▶ [Goal]
Reproduce the records below in full and exactly, without their images.

▶ [Data section]

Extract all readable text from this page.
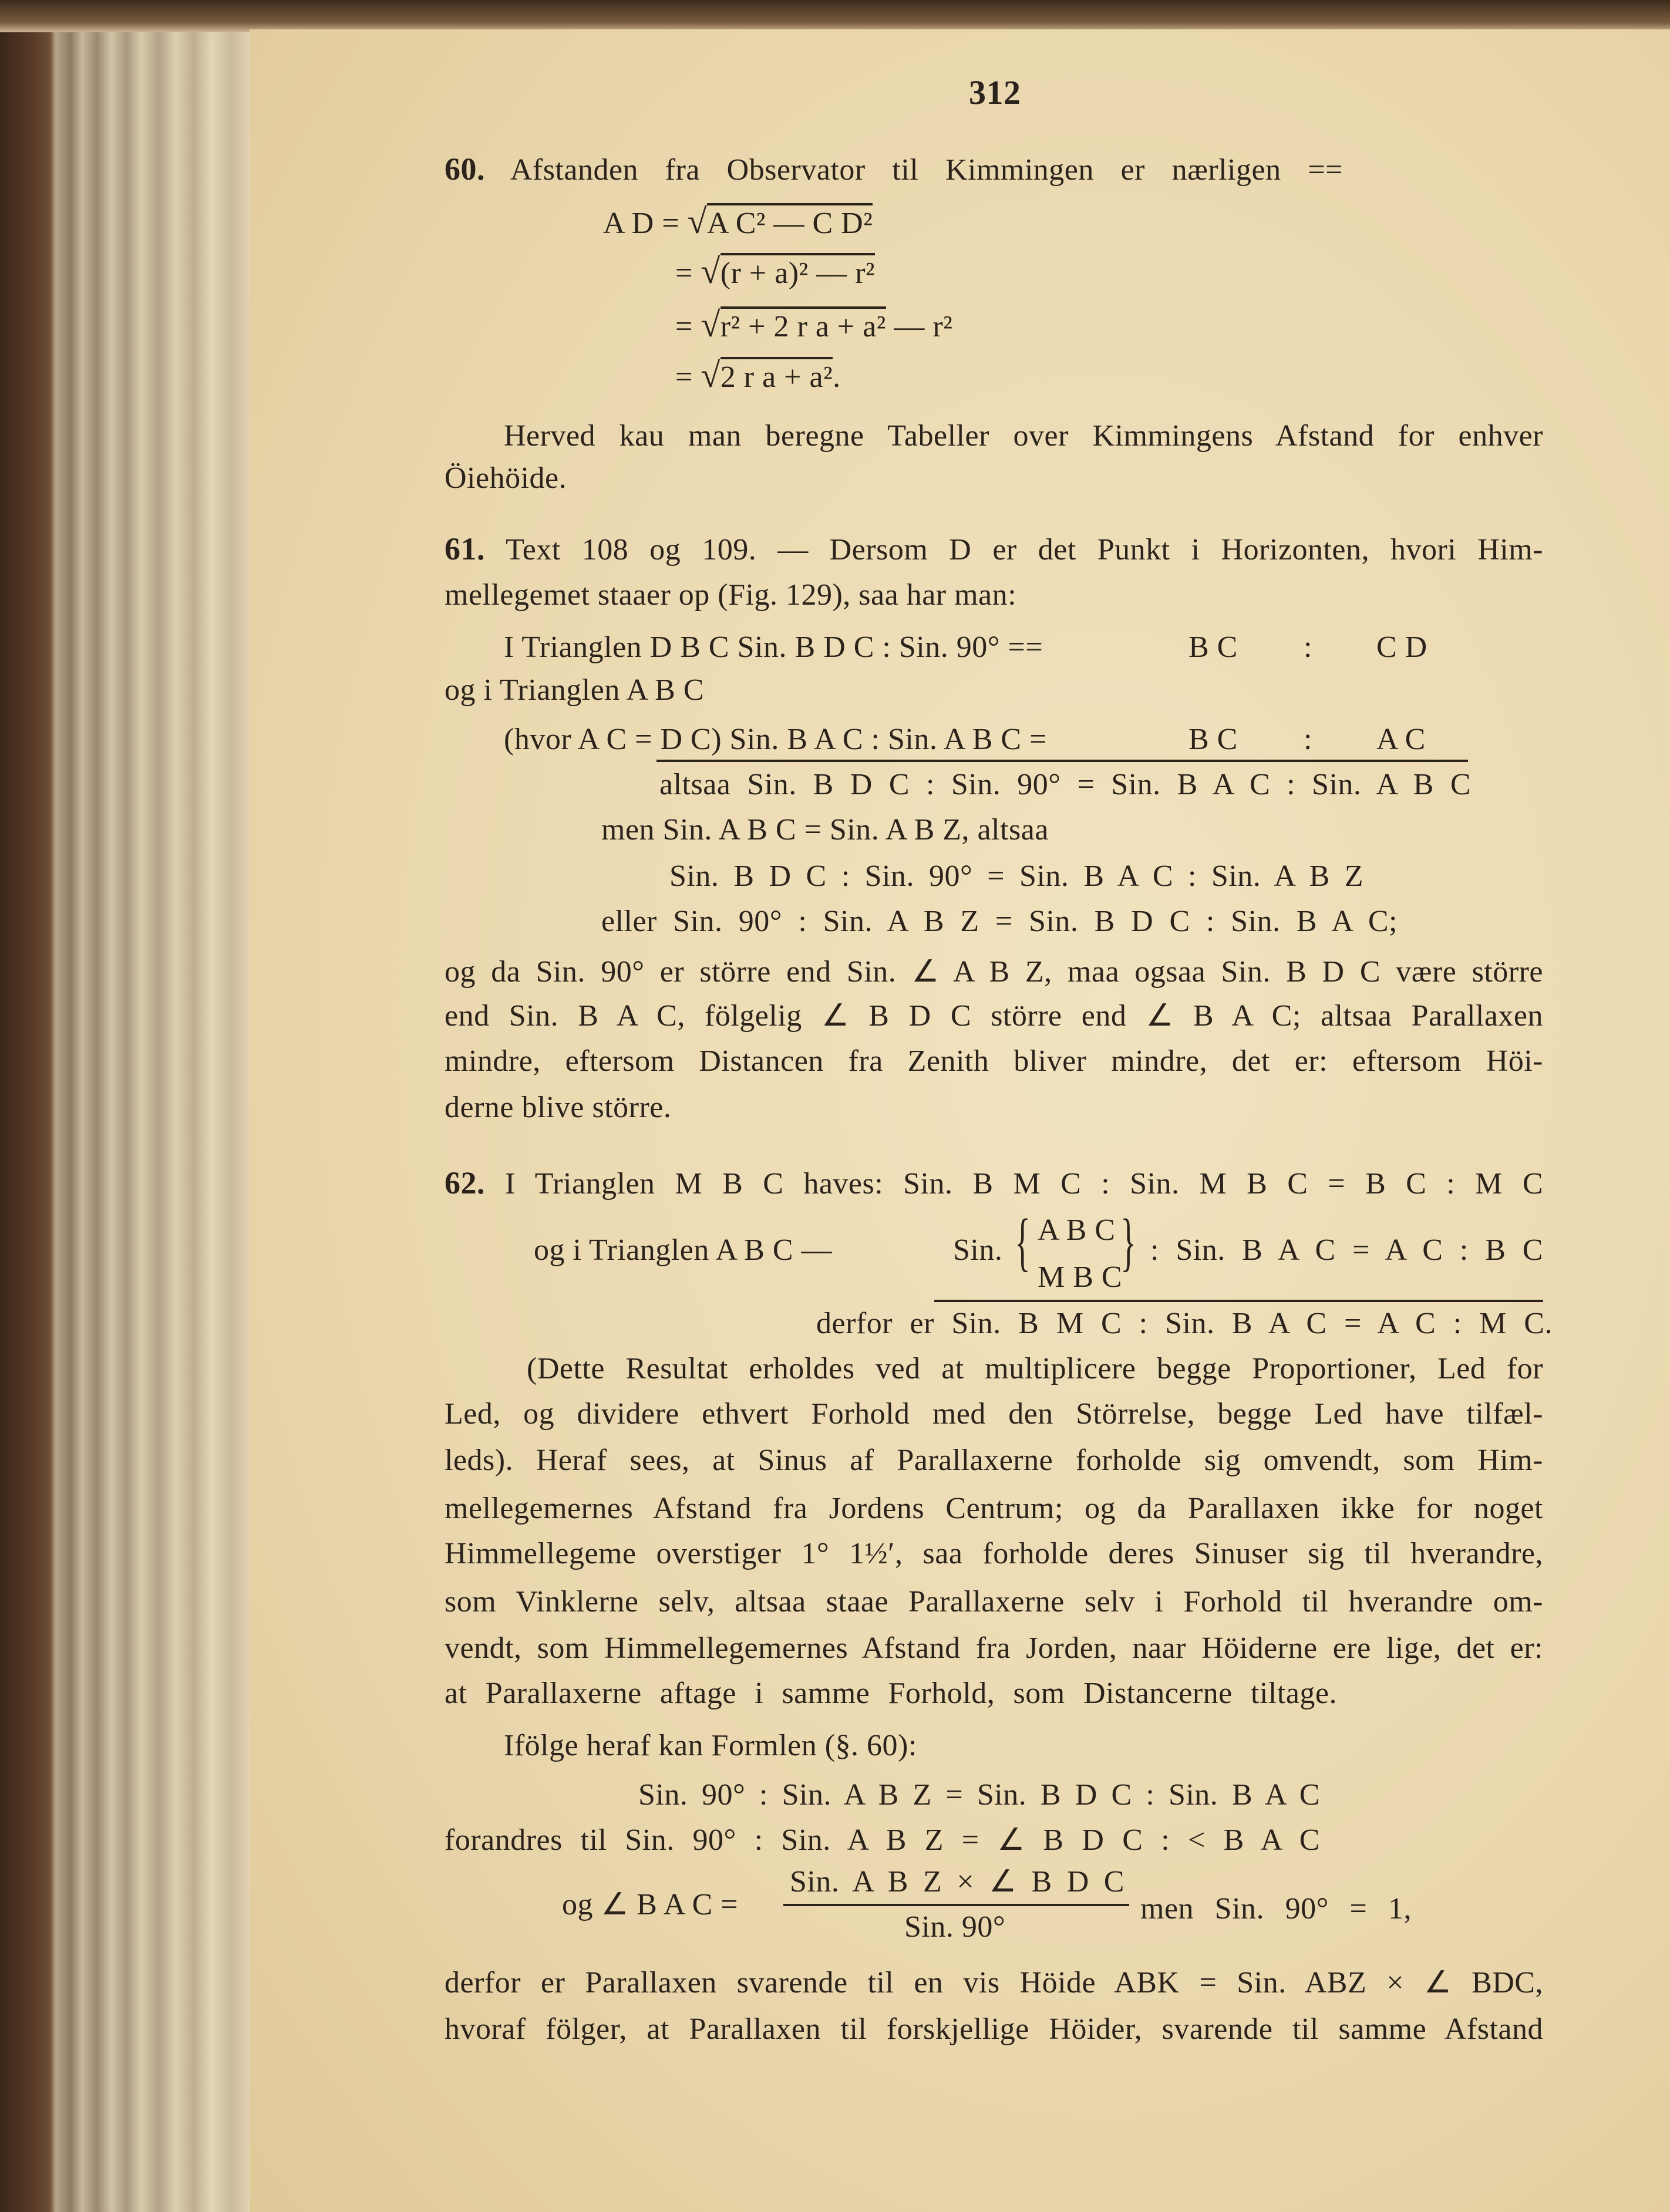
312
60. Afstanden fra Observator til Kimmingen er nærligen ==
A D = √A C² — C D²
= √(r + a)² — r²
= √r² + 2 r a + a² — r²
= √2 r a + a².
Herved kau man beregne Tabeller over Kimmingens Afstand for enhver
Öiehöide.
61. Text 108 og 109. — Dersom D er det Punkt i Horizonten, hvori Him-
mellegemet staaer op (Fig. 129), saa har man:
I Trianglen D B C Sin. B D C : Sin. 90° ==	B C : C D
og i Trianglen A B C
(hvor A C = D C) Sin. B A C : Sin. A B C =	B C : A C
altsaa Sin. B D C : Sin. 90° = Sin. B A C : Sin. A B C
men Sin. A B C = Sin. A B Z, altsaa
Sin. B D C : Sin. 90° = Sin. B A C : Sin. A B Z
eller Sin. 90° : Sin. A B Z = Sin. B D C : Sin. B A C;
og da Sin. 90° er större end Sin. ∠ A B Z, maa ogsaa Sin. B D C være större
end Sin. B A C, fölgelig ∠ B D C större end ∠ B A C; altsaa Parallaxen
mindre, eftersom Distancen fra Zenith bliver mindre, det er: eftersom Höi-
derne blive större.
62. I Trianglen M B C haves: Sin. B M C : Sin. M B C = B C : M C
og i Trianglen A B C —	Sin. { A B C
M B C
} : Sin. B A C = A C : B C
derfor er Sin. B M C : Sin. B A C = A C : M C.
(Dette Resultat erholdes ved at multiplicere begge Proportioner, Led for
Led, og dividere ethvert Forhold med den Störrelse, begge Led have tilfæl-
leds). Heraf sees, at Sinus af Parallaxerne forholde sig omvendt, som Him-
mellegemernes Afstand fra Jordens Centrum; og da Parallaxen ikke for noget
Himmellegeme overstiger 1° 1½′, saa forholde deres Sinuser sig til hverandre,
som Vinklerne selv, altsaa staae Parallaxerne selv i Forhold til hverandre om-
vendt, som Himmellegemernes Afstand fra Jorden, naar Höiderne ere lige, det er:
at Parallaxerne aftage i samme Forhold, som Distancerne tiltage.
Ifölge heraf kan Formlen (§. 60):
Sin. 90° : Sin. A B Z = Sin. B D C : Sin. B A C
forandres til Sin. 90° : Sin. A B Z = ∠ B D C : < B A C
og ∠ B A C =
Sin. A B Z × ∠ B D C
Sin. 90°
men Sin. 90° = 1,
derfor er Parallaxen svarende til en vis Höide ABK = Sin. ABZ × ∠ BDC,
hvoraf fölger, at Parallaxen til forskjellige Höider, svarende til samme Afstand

▶ [Final result]
Extract all readable text from this page.
312
60. Afstanden fra Observator til Kimmingen er nærligen ==
A D = √A C² — C D²
= √(r + a)² — r²
= √r² + 2 r a + a² — r²
= √2 r a + a².
Herved kau man beregne Tabeller over Kimmingens Afstand for enhver
Öiehöide.
61. Text 108 og 109. — Dersom D er det Punkt i Horizonten, hvori Him-
mellegemet staaer op (Fig. 129), saa har man:
I Trianglen D B C Sin. B D C : Sin. 90° ==	B C : C D
og i Trianglen A B C
(hvor A C = D C) Sin. B A C : Sin. A B C =	B C : A C
altsaa Sin. B D C : Sin. 90° = Sin. B A C : Sin. A B C
men Sin. A B C = Sin. A B Z, altsaa
Sin. B D C : Sin. 90° = Sin. B A C : Sin. A B Z
eller Sin. 90° : Sin. A B Z = Sin. B D C : Sin. B A C;
og da Sin. 90° er större end Sin. ∠ A B Z, maa ogsaa Sin. B D C være större
end Sin. B A C, fölgelig ∠ B D C större end ∠ B A C; altsaa Parallaxen
mindre, eftersom Distancen fra Zenith bliver mindre, det er: eftersom Höi-
derne blive större.
62. I Trianglen M B C haves: Sin. B M C : Sin. M B C = B C : M C
og i Trianglen A B C —	Sin. { A B C
M B C
} : Sin. B A C = A C : B C
derfor er Sin. B M C : Sin. B A C = A C : M C.
(Dette Resultat erholdes ved at multiplicere begge Proportioner, Led for
Led, og dividere ethvert Forhold med den Störrelse, begge Led have tilfæl-
leds). Heraf sees, at Sinus af Parallaxerne forholde sig omvendt, som Him-
mellegemernes Afstand fra Jordens Centrum; og da Parallaxen ikke for noget
Himmellegeme overstiger 1° 1½′, saa forholde deres Sinuser sig til hverandre,
som Vinklerne selv, altsaa staae Parallaxerne selv i Forhold til hverandre om-
vendt, som Himmellegemernes Afstand fra Jorden, naar Höiderne ere lige, det er:
at Parallaxerne aftage i samme Forhold, som Distancerne tiltage.
Ifölge heraf kan Formlen (§. 60):
Sin. 90° : Sin. A B Z = Sin. B D C : Sin. B A C
forandres til Sin. 90° : Sin. A B Z = ∠ B D C : < B A C
og ∠ B A C =
Sin. A B Z × ∠ B D C
Sin. 90°
men Sin. 90° = 1,
derfor er Parallaxen svarende til en vis Höide ABK = Sin. ABZ × ∠ BDC,
hvoraf fölger, at Parallaxen til forskjellige Höider, svarende til samme Afstand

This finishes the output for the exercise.